• _GIVEN TASK_:
In the mailing-list thread on the missing Packages file:
1. About what share of a file's size do zsync checksum files take, according to Goswin von Brederlow?
2. Why does Kurt Roeckx say fetching .deb files with zsync would not be more efficient?
3. What does Anthony Towns ask to see regarding zsync signatures?

• _GIVEN PASSAGE_:
⁂
Re: Packages file missing from unstable archive

2005-11-01 Thread Anthony Towns
On Sun, Oct 30, 2005 at 09:48:35AM +0100, Goswin von Brederlow wrote:
> Zsync checksum files are, depending on block size, about 3% of the
> file size. For the full archive that means under 10G more data. As
> comparison adding amd64 needs ~30G. After the scc split there might be
> enough space on mirrors for both.

Adding amd64 needs 30G? Since when?

And stuff doesn't go on the mirrors because it's "under 30G", it goes on
the mirrors because it provides useful benefits. Where're the statistics
showing how much zsync signatures actually help?

Cheers,
aj


signature.asc
Description: Digital signature


Re: Packages file missing from unstable archive

2005-10-30 Thread Goswin von Brederlow
Henrique de Moraes Holschuh <[EMAIL PROTECTED]> writes:

> On Thu, 27 Oct 2005, Robert Lemmen wrote:
>> if zsync would be taught to handle .deb files as it does .gz files, and
>
> You are talking about freaking lot of metadata here, and about changing some
> key stuff to get --rsyncable compression.
>
> I may not understand why most apt metadata in .gz (Packages, Sources,
> Contents...) is not made --rsyncable, but I am quite sure the chances of
> anyone doing official changes to dpkg to use --rsyncable right now are nil.

Zsync checksum files are, depending on block size, about 3% of the
file size. For the full archive that means under 10G more data. As
comparison adding amd64 needs ~30G. After the scc split there might be
enough space on mirrors for both.

zsync is also more capable then rsync and can sync a normal gzip file
efficiently from the checksums of the uncompressed file. It will
download chunks of the gzip file containing changes and reconstruct
the gzip file from the local uncompressed data and those chunks. The
--rsyncable option is not needed as zsync can pinpoint the exact byte
where the changed uncompressed block starts in the gziped file.

MfG
Goswin


-- 
To UNSUBSCRIBE, email to [EMAIL PROTECTED]
with a subject of "unsubscribe". Trouble? Contact [EMAIL PROTECTED]



Re: Packages file missing from unstable archive

2005-10-29 Thread Goswin von Brederlow
Kurt Roeckx <[EMAIL PROTECTED]> writes:

> On Wed, Oct 26, 2005 at 05:11:00AM -0700, Ian Bruce wrote:
>> 
>> If the .deb files were compressed using the gzip "--rsyncable" option,
>> then fetching them with zsync (or rsync) would be considerably more
>> efficient than straight HTTP transfers.
>
> No it wouldn't.  Remember that .deb files are never supposed to
> change.  For other files like Packages and Sources this might
> work indeed.
>
>
> Kurt

Two things to note:

1) the apt cache (or local mirror) can contain the previous version of
a deb and that can be used as template to zsync the new package.
⁂
• _DATA SECTION_:
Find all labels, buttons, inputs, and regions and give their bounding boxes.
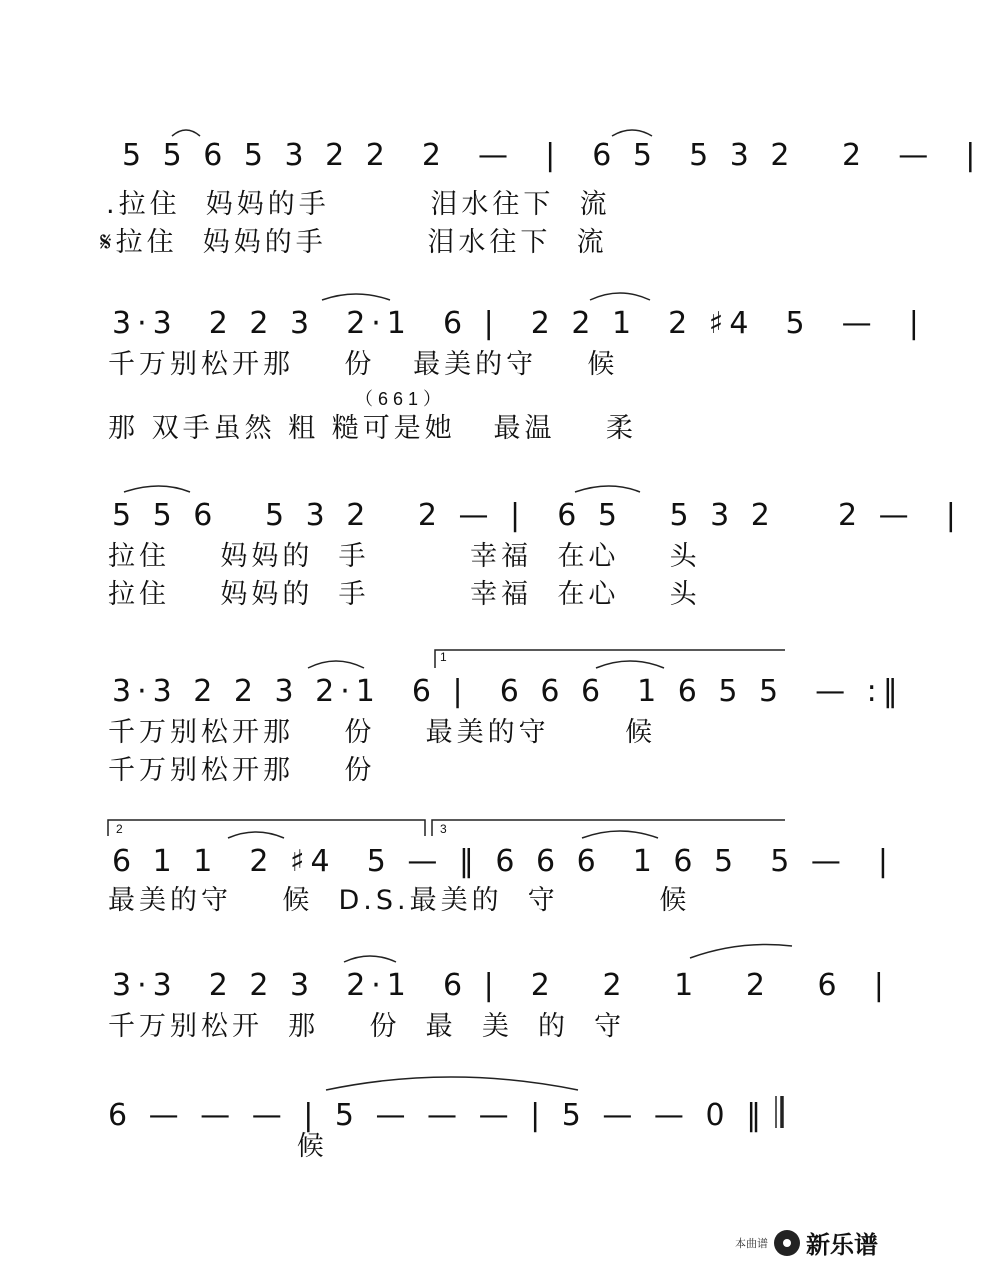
⁂
• _ANSWER_:
1. About 3% of the file size, depending on block size.
2. Because .deb files are never supposed to change.
3. Statistics showing how much zsync signatures actually help.